Exercise brief:
If a record holds a picture, omit that picture and copy everything else exactly.
┌────────
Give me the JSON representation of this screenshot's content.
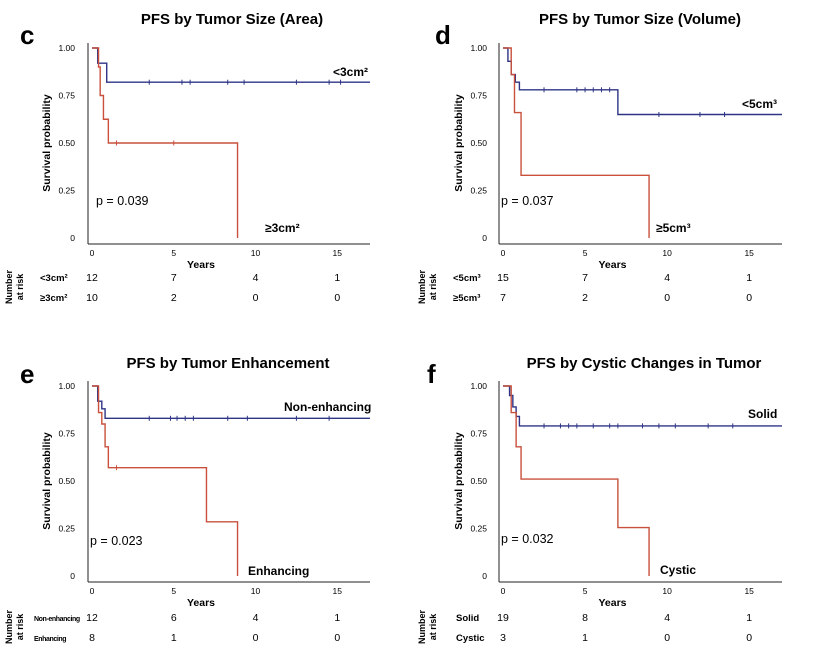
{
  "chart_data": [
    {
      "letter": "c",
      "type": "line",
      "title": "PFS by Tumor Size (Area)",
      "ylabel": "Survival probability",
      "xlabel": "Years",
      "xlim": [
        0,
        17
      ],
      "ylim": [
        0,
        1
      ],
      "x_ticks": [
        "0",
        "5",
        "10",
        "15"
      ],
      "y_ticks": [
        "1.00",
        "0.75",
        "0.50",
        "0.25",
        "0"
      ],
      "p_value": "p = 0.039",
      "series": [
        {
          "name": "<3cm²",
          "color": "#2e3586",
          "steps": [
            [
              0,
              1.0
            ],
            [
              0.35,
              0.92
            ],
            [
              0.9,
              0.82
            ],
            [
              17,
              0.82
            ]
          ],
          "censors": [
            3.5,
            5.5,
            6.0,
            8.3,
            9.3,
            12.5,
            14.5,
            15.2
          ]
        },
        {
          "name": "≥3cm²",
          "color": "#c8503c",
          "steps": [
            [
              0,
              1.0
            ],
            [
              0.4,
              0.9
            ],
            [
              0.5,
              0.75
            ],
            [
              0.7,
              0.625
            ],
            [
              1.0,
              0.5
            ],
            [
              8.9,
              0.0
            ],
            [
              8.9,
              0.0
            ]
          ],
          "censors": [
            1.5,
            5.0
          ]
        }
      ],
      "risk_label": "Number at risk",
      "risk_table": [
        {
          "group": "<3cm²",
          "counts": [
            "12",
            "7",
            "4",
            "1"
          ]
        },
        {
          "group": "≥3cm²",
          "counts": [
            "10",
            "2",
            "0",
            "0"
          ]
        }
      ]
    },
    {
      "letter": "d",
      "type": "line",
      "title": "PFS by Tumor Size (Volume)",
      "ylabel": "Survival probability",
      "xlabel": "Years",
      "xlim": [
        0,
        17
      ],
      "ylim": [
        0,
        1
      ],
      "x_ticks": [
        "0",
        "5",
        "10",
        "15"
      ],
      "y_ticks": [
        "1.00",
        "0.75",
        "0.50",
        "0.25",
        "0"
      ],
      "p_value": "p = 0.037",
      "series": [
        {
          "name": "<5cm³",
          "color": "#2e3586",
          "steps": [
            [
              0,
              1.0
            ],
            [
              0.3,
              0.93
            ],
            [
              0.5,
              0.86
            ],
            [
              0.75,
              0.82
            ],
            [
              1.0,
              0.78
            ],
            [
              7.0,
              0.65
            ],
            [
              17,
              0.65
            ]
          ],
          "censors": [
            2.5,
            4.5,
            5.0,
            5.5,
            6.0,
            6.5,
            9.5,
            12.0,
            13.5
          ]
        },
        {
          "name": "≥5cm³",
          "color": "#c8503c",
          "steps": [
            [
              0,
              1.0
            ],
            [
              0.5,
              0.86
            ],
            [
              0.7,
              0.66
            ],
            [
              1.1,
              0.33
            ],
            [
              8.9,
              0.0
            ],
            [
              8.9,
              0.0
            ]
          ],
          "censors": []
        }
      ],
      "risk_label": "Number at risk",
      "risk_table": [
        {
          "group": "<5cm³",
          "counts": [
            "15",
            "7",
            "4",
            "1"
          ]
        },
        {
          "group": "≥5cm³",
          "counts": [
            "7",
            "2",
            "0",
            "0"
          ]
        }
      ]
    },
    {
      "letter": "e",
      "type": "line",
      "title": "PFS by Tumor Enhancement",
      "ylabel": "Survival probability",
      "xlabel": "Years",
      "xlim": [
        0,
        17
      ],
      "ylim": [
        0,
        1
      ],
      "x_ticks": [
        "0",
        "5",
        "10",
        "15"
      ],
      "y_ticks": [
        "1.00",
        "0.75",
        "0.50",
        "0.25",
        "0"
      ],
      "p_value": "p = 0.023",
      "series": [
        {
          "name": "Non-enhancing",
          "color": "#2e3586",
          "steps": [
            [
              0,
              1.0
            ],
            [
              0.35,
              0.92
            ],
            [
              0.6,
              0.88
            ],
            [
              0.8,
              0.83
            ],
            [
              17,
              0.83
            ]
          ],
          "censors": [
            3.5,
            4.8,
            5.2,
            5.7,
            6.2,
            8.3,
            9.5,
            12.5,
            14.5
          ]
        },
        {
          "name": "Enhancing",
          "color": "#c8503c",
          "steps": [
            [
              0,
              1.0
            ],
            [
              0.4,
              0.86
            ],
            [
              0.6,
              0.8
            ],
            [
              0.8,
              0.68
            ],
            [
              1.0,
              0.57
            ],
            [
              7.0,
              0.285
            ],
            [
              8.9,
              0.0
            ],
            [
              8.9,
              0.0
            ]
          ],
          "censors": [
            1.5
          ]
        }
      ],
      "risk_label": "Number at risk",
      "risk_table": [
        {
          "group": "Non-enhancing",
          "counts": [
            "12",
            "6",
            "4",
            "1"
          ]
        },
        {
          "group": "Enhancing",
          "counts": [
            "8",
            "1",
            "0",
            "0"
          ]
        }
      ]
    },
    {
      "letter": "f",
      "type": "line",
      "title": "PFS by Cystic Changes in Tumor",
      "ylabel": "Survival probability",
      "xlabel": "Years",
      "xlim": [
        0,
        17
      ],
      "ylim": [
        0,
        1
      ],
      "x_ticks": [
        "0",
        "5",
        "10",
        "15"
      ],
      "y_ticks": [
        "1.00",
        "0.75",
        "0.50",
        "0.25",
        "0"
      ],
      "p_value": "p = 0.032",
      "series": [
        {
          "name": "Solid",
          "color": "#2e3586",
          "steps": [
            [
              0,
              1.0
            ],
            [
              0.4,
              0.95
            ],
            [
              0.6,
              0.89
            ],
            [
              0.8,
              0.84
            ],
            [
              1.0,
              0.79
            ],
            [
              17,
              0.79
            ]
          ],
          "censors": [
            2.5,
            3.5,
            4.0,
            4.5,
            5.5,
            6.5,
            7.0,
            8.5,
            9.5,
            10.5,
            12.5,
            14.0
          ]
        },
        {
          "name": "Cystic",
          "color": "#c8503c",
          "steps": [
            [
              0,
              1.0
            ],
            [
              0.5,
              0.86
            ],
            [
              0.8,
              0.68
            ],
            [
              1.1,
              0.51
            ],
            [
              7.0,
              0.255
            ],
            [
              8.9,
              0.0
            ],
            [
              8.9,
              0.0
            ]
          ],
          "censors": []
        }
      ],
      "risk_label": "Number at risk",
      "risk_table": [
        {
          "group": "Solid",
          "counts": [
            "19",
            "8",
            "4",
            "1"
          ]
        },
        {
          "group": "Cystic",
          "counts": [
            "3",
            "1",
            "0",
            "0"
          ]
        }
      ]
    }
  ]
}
└────────
Response for this exercise:
Give me the JSON representation of this screenshot's content.
{
  "chart_data": [
    {
      "letter": "c",
      "type": "line",
      "title": "PFS by Tumor Size (Area)",
      "ylabel": "Survival probability",
      "xlabel": "Years",
      "xlim": [
        0,
        17
      ],
      "ylim": [
        0,
        1
      ],
      "x_ticks": [
        "0",
        "5",
        "10",
        "15"
      ],
      "y_ticks": [
        "1.00",
        "0.75",
        "0.50",
        "0.25",
        "0"
      ],
      "p_value": "p = 0.039",
      "series": [
        {
          "name": "<3cm²",
          "color": "#2e3586",
          "steps": [
            [
              0,
              1.0
            ],
            [
              0.35,
              0.92
            ],
            [
              0.9,
              0.82
            ],
            [
              17,
              0.82
            ]
          ],
          "censors": [
            3.5,
            5.5,
            6.0,
            8.3,
            9.3,
            12.5,
            14.5,
            15.2
          ]
        },
        {
          "name": "≥3cm²",
          "color": "#c8503c",
          "steps": [
            [
              0,
              1.0
            ],
            [
              0.4,
              0.9
            ],
            [
              0.5,
              0.75
            ],
            [
              0.7,
              0.625
            ],
            [
              1.0,
              0.5
            ],
            [
              8.9,
              0.0
            ],
            [
              8.9,
              0.0
            ]
          ],
          "censors": [
            1.5,
            5.0
          ]
        }
      ],
      "risk_label": "Number at risk",
      "risk_table": [
        {
          "group": "<3cm²",
          "counts": [
            "12",
            "7",
            "4",
            "1"
          ]
        },
        {
          "group": "≥3cm²",
          "counts": [
            "10",
            "2",
            "0",
            "0"
          ]
        }
      ]
    },
    {
      "letter": "d",
      "type": "line",
      "title": "PFS by Tumor Size (Volume)",
      "ylabel": "Survival probability",
      "xlabel": "Years",
      "xlim": [
        0,
        17
      ],
      "ylim": [
        0,
        1
      ],
      "x_ticks": [
        "0",
        "5",
        "10",
        "15"
      ],
      "y_ticks": [
        "1.00",
        "0.75",
        "0.50",
        "0.25",
        "0"
      ],
      "p_value": "p = 0.037",
      "series": [
        {
          "name": "<5cm³",
          "color": "#2e3586",
          "steps": [
            [
              0,
              1.0
            ],
            [
              0.3,
              0.93
            ],
            [
              0.5,
              0.86
            ],
            [
              0.75,
              0.82
            ],
            [
              1.0,
              0.78
            ],
            [
              7.0,
              0.65
            ],
            [
              17,
              0.65
            ]
          ],
          "censors": [
            2.5,
            4.5,
            5.0,
            5.5,
            6.0,
            6.5,
            9.5,
            12.0,
            13.5
          ]
        },
        {
          "name": "≥5cm³",
          "color": "#c8503c",
          "steps": [
            [
              0,
              1.0
            ],
            [
              0.5,
              0.86
            ],
            [
              0.7,
              0.66
            ],
            [
              1.1,
              0.33
            ],
            [
              8.9,
              0.0
            ],
            [
              8.9,
              0.0
            ]
          ],
          "censors": []
        }
      ],
      "risk_label": "Number at risk",
      "risk_table": [
        {
          "group": "<5cm³",
          "counts": [
            "15",
            "7",
            "4",
            "1"
          ]
        },
        {
          "group": "≥5cm³",
          "counts": [
            "7",
            "2",
            "0",
            "0"
          ]
        }
      ]
    },
    {
      "letter": "e",
      "type": "line",
      "title": "PFS by Tumor Enhancement",
      "ylabel": "Survival probability",
      "xlabel": "Years",
      "xlim": [
        0,
        17
      ],
      "ylim": [
        0,
        1
      ],
      "x_ticks": [
        "0",
        "5",
        "10",
        "15"
      ],
      "y_ticks": [
        "1.00",
        "0.75",
        "0.50",
        "0.25",
        "0"
      ],
      "p_value": "p = 0.023",
      "series": [
        {
          "name": "Non-enhancing",
          "color": "#2e3586",
          "steps": [
            [
              0,
              1.0
            ],
            [
              0.35,
              0.92
            ],
            [
              0.6,
              0.88
            ],
            [
              0.8,
              0.83
            ],
            [
              17,
              0.83
            ]
          ],
          "censors": [
            3.5,
            4.8,
            5.2,
            5.7,
            6.2,
            8.3,
            9.5,
            12.5,
            14.5
          ]
        },
        {
          "name": "Enhancing",
          "color": "#c8503c",
          "steps": [
            [
              0,
              1.0
            ],
            [
              0.4,
              0.86
            ],
            [
              0.6,
              0.8
            ],
            [
              0.8,
              0.68
            ],
            [
              1.0,
              0.57
            ],
            [
              7.0,
              0.285
            ],
            [
              8.9,
              0.0
            ],
            [
              8.9,
              0.0
            ]
          ],
          "censors": [
            1.5
          ]
        }
      ],
      "risk_label": "Number at risk",
      "risk_table": [
        {
          "group": "Non-enhancing",
          "counts": [
            "12",
            "6",
            "4",
            "1"
          ]
        },
        {
          "group": "Enhancing",
          "counts": [
            "8",
            "1",
            "0",
            "0"
          ]
        }
      ]
    },
    {
      "letter": "f",
      "type": "line",
      "title": "PFS by Cystic Changes in Tumor",
      "ylabel": "Survival probability",
      "xlabel": "Years",
      "xlim": [
        0,
        17
      ],
      "ylim": [
        0,
        1
      ],
      "x_ticks": [
        "0",
        "5",
        "10",
        "15"
      ],
      "y_ticks": [
        "1.00",
        "0.75",
        "0.50",
        "0.25",
        "0"
      ],
      "p_value": "p = 0.032",
      "series": [
        {
          "name": "Solid",
          "color": "#2e3586",
          "steps": [
            [
              0,
              1.0
            ],
            [
              0.4,
              0.95
            ],
            [
              0.6,
              0.89
            ],
            [
              0.8,
              0.84
            ],
            [
              1.0,
              0.79
            ],
            [
              17,
              0.79
            ]
          ],
          "censors": [
            2.5,
            3.5,
            4.0,
            4.5,
            5.5,
            6.5,
            7.0,
            8.5,
            9.5,
            10.5,
            12.5,
            14.0
          ]
        },
        {
          "name": "Cystic",
          "color": "#c8503c",
          "steps": [
            [
              0,
              1.0
            ],
            [
              0.5,
              0.86
            ],
            [
              0.8,
              0.68
            ],
            [
              1.1,
              0.51
            ],
            [
              7.0,
              0.255
            ],
            [
              8.9,
              0.0
            ],
            [
              8.9,
              0.0
            ]
          ],
          "censors": []
        }
      ],
      "risk_label": "Number at risk",
      "risk_table": [
        {
          "group": "Solid",
          "counts": [
            "19",
            "8",
            "4",
            "1"
          ]
        },
        {
          "group": "Cystic",
          "counts": [
            "3",
            "1",
            "0",
            "0"
          ]
        }
      ]
    }
  ]
}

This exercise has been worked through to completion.